WRITTEN INSTRUCTION
Output the material exactly, but drop every image it holds.

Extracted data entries
------------------------------------------------

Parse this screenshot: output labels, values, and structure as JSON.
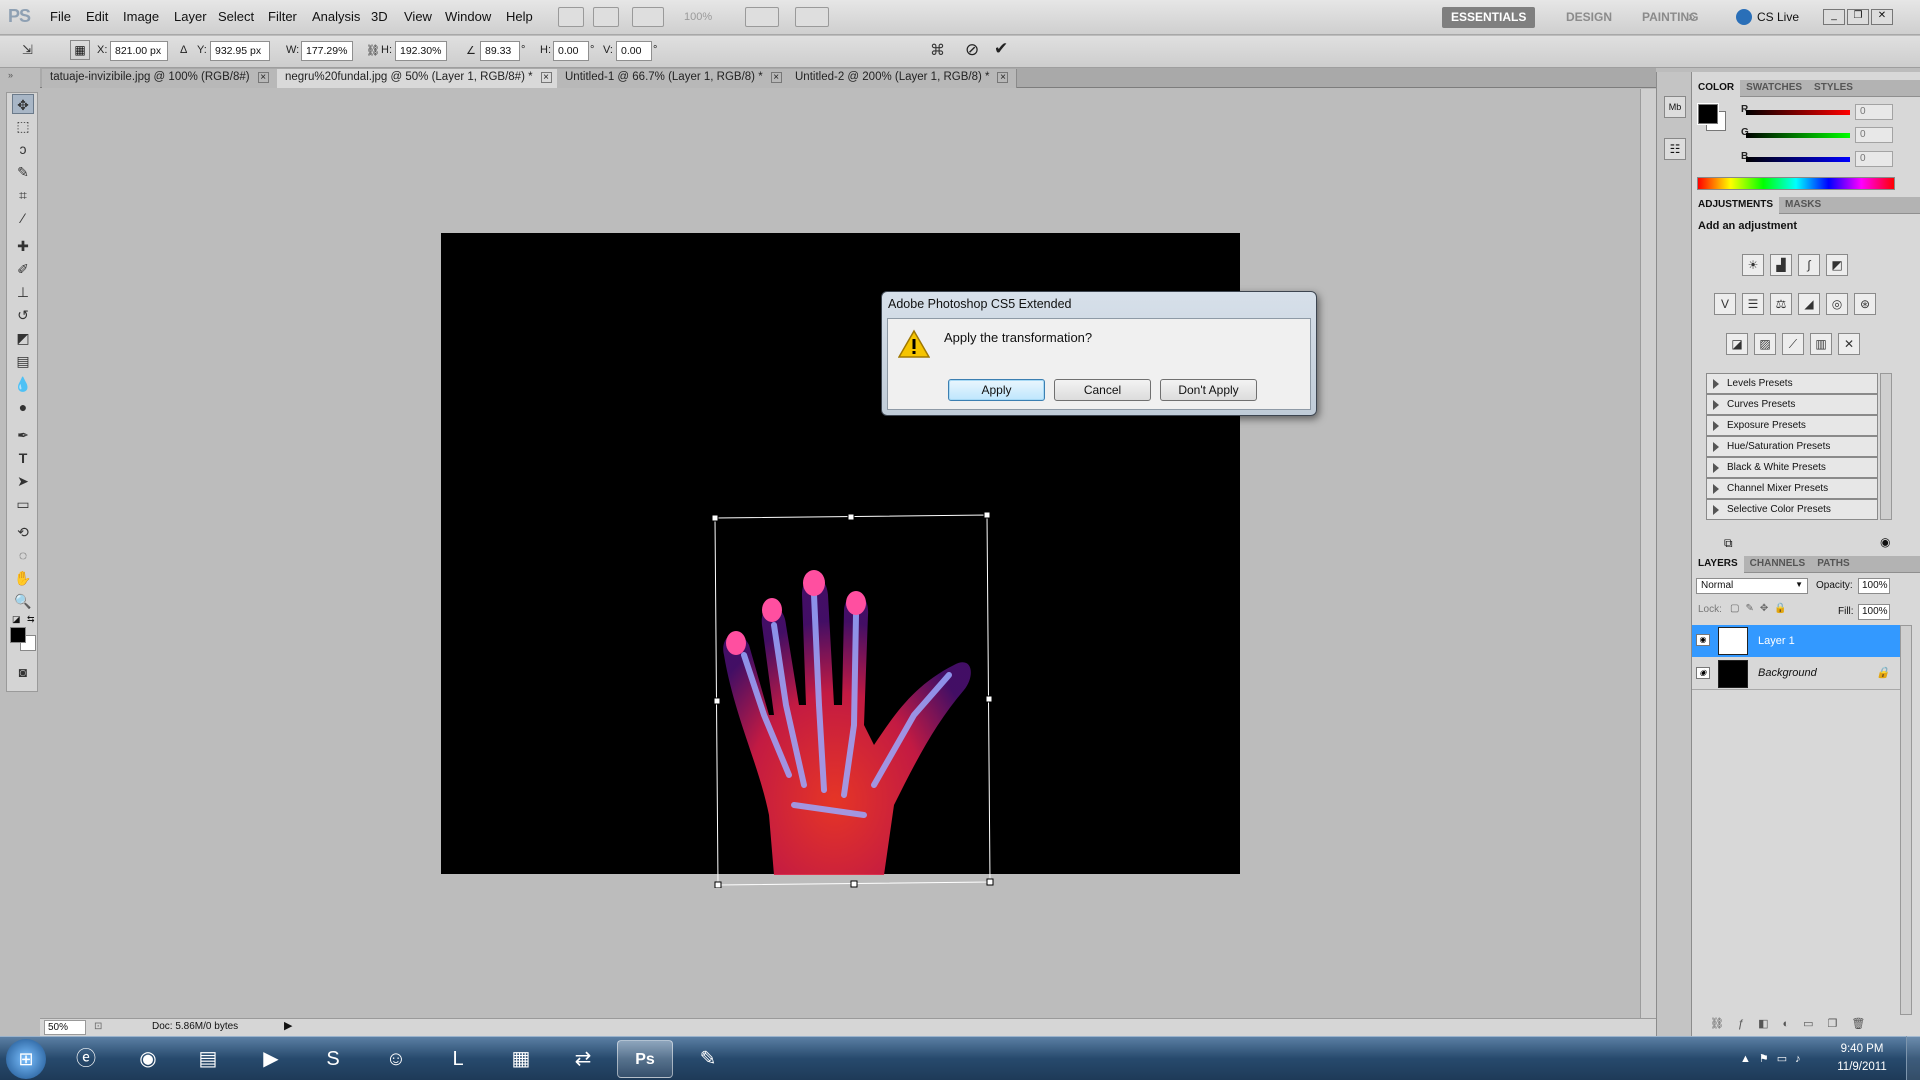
{
  "app": {
    "logo": "PS"
  },
  "menu": [
    "File",
    "Edit",
    "Image",
    "Layer",
    "Select",
    "Filter",
    "Analysis",
    "3D",
    "View",
    "Window",
    "Help"
  ],
  "menu_zoom": "100%",
  "workspaces": [
    "ESSENTIALS",
    "DESIGN",
    "PAINTING"
  ],
  "cslive": "CS Live",
  "options": {
    "x_label": "X:",
    "x": "821.00 px",
    "y_label": "Y:",
    "y": "932.95 px",
    "w_label": "W:",
    "w": "177.29%",
    "h_label": "H:",
    "h": "192.30%",
    "angle": "89.33",
    "hskew_label": "H:",
    "hskew": "0.00",
    "vskew_label": "V:",
    "vskew": "0.00",
    "deg": "°"
  },
  "tabs": [
    {
      "label": "tatuaje-invizibile.jpg @ 100% (RGB/8#)"
    },
    {
      "label": "negru%20fundal.jpg @ 50% (Layer 1, RGB/8#) *"
    },
    {
      "label": "Untitled-1 @ 66.7% (Layer 1, RGB/8) *"
    },
    {
      "label": "Untitled-2 @ 200% (Layer 1, RGB/8) *"
    }
  ],
  "dialog": {
    "title": "Adobe Photoshop CS5 Extended",
    "message": "Apply the transformation?",
    "apply": "Apply",
    "cancel": "Cancel",
    "dont_apply": "Don't Apply"
  },
  "status": {
    "zoom": "50%",
    "doc": "Doc: 5.86M/0 bytes"
  },
  "color_panel": {
    "tabs": [
      "COLOR",
      "SWATCHES",
      "STYLES"
    ],
    "r_label": "R",
    "g_label": "G",
    "b_label": "B",
    "r": "0",
    "g": "0",
    "b": "0"
  },
  "adjustments": {
    "tabs": [
      "ADJUSTMENTS",
      "MASKS"
    ],
    "heading": "Add an adjustment",
    "presets": [
      "Levels Presets",
      "Curves Presets",
      "Exposure Presets",
      "Hue/Saturation Presets",
      "Black & White Presets",
      "Channel Mixer Presets",
      "Selective Color Presets"
    ]
  },
  "layers_panel": {
    "tabs": [
      "LAYERS",
      "CHANNELS",
      "PATHS"
    ],
    "blend": "Normal",
    "opacity_label": "Opacity:",
    "opacity": "100%",
    "lock_label": "Lock:",
    "fill_label": "Fill:",
    "fill": "100%",
    "layers": [
      {
        "name": "Layer 1"
      },
      {
        "name": "Background"
      }
    ]
  },
  "clock": {
    "time": "9:40 PM",
    "date": "11/9/2011"
  },
  "colors": {
    "selected_layer": "#3399ff",
    "photo_bg": "#000000"
  }
}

------------------------------------------------

THE SOLUTION
Parse this screenshot: output labels, values, and structure as JSON.
{
  "app": {
    "logo": "PS"
  },
  "menu": [
    "File",
    "Edit",
    "Image",
    "Layer",
    "Select",
    "Filter",
    "Analysis",
    "3D",
    "View",
    "Window",
    "Help"
  ],
  "menu_zoom": "100%",
  "workspaces": [
    "ESSENTIALS",
    "DESIGN",
    "PAINTING"
  ],
  "cslive": "CS Live",
  "options": {
    "x_label": "X:",
    "x": "821.00 px",
    "y_label": "Y:",
    "y": "932.95 px",
    "w_label": "W:",
    "w": "177.29%",
    "h_label": "H:",
    "h": "192.30%",
    "angle": "89.33",
    "hskew_label": "H:",
    "hskew": "0.00",
    "vskew_label": "V:",
    "vskew": "0.00",
    "deg": "°"
  },
  "tabs": [
    {
      "label": "tatuaje-invizibile.jpg @ 100% (RGB/8#)"
    },
    {
      "label": "negru%20fundal.jpg @ 50% (Layer 1, RGB/8#) *"
    },
    {
      "label": "Untitled-1 @ 66.7% (Layer 1, RGB/8) *"
    },
    {
      "label": "Untitled-2 @ 200% (Layer 1, RGB/8) *"
    }
  ],
  "dialog": {
    "title": "Adobe Photoshop CS5 Extended",
    "message": "Apply the transformation?",
    "apply": "Apply",
    "cancel": "Cancel",
    "dont_apply": "Don't Apply"
  },
  "status": {
    "zoom": "50%",
    "doc": "Doc: 5.86M/0 bytes"
  },
  "color_panel": {
    "tabs": [
      "COLOR",
      "SWATCHES",
      "STYLES"
    ],
    "r_label": "R",
    "g_label": "G",
    "b_label": "B",
    "r": "0",
    "g": "0",
    "b": "0"
  },
  "adjustments": {
    "tabs": [
      "ADJUSTMENTS",
      "MASKS"
    ],
    "heading": "Add an adjustment",
    "presets": [
      "Levels Presets",
      "Curves Presets",
      "Exposure Presets",
      "Hue/Saturation Presets",
      "Black & White Presets",
      "Channel Mixer Presets",
      "Selective Color Presets"
    ]
  },
  "layers_panel": {
    "tabs": [
      "LAYERS",
      "CHANNELS",
      "PATHS"
    ],
    "blend": "Normal",
    "opacity_label": "Opacity:",
    "opacity": "100%",
    "lock_label": "Lock:",
    "fill_label": "Fill:",
    "fill": "100%",
    "layers": [
      {
        "name": "Layer 1"
      },
      {
        "name": "Background"
      }
    ]
  },
  "clock": {
    "time": "9:40 PM",
    "date": "11/9/2011"
  },
  "colors": {
    "selected_layer": "#3399ff",
    "photo_bg": "#000000"
  }
}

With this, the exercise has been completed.